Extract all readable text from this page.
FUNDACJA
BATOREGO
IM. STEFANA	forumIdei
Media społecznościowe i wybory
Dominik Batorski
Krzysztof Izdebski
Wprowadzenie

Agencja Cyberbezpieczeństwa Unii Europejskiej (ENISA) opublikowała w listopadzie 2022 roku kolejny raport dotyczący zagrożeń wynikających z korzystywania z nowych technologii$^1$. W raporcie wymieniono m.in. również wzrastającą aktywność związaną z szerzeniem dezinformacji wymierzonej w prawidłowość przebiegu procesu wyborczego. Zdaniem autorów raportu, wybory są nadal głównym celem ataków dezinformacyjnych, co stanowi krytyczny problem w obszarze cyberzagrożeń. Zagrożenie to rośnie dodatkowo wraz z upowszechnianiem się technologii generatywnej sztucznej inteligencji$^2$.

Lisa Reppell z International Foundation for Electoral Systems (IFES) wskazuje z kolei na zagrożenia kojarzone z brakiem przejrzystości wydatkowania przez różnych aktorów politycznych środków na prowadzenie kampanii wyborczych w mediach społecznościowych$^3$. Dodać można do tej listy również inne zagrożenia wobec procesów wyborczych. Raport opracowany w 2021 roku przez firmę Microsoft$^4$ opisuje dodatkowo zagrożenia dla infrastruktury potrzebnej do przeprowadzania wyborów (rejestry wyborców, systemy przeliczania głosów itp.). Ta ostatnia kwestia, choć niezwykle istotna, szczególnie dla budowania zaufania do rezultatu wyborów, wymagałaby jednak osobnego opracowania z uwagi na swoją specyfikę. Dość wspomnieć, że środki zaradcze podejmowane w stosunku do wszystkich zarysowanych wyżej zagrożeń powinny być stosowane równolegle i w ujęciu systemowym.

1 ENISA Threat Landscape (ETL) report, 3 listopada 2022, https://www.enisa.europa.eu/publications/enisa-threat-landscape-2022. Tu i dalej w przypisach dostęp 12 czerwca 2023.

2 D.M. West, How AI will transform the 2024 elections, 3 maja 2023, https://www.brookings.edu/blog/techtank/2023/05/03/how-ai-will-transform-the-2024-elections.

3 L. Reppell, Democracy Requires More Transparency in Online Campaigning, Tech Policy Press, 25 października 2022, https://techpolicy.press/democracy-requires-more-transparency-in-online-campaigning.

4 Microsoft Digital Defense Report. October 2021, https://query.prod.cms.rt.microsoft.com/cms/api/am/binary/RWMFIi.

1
========================
Short exercise →
Go back to the listing above and please repeat it exactly.

Full solution →
Extract all readable text from this page.
FUNDACJA
BATOREGO
IM. STEFANA	forumIdei
Media społecznościowe i wybory
Dominik Batorski
Krzysztof Izdebski
Wprowadzenie

Agencja Cyberbezpieczeństwa Unii Europejskiej (ENISA) opublikowała w listopadzie 2022 roku kolejny raport dotyczący zagrożeń wynikających z korzystywania z nowych technologii$^1$. W raporcie wymieniono m.in. również wzrastającą aktywność związaną z szerzeniem dezinformacji wymierzonej w prawidłowość przebiegu procesu wyborczego. Zdaniem autorów raportu, wybory są nadal głównym celem ataków dezinformacyjnych, co stanowi krytyczny problem w obszarze cyberzagrożeń. Zagrożenie to rośnie dodatkowo wraz z upowszechnianiem się technologii generatywnej sztucznej inteligencji$^2$.

Lisa Reppell z International Foundation for Electoral Systems (IFES) wskazuje z kolei na zagrożenia kojarzone z brakiem przejrzystości wydatkowania przez różnych aktorów politycznych środków na prowadzenie kampanii wyborczych w mediach społecznościowych$^3$. Dodać można do tej listy również inne zagrożenia wobec procesów wyborczych. Raport opracowany w 2021 roku przez firmę Microsoft$^4$ opisuje dodatkowo zagrożenia dla infrastruktury potrzebnej do przeprowadzania wyborów (rejestry wyborców, systemy przeliczania głosów itp.). Ta ostatnia kwestia, choć niezwykle istotna, szczególnie dla budowania zaufania do rezultatu wyborów, wymagałaby jednak osobnego opracowania z uwagi na swoją specyfikę. Dość wspomnieć, że środki zaradcze podejmowane w stosunku do wszystkich zarysowanych wyżej zagrożeń powinny być stosowane równolegle i w ujęciu systemowym.

1 ENISA Threat Landscape (ETL) report, 3 listopada 2022, https://www.enisa.europa.eu/publications/enisa-threat-landscape-2022. Tu i dalej w przypisach dostęp 12 czerwca 2023.

2 D.M. West, How AI will transform the 2024 elections, 3 maja 2023, https://www.brookings.edu/blog/techtank/2023/05/03/how-ai-will-transform-the-2024-elections.

3 L. Reppell, Democracy Requires More Transparency in Online Campaigning, Tech Policy Press, 25 października 2022, https://techpolicy.press/democracy-requires-more-transparency-in-online-campaigning.

4 Microsoft Digital Defense Report. October 2021, https://query.prod.cms.rt.microsoft.com/cms/api/am/binary/RWMFIi.

1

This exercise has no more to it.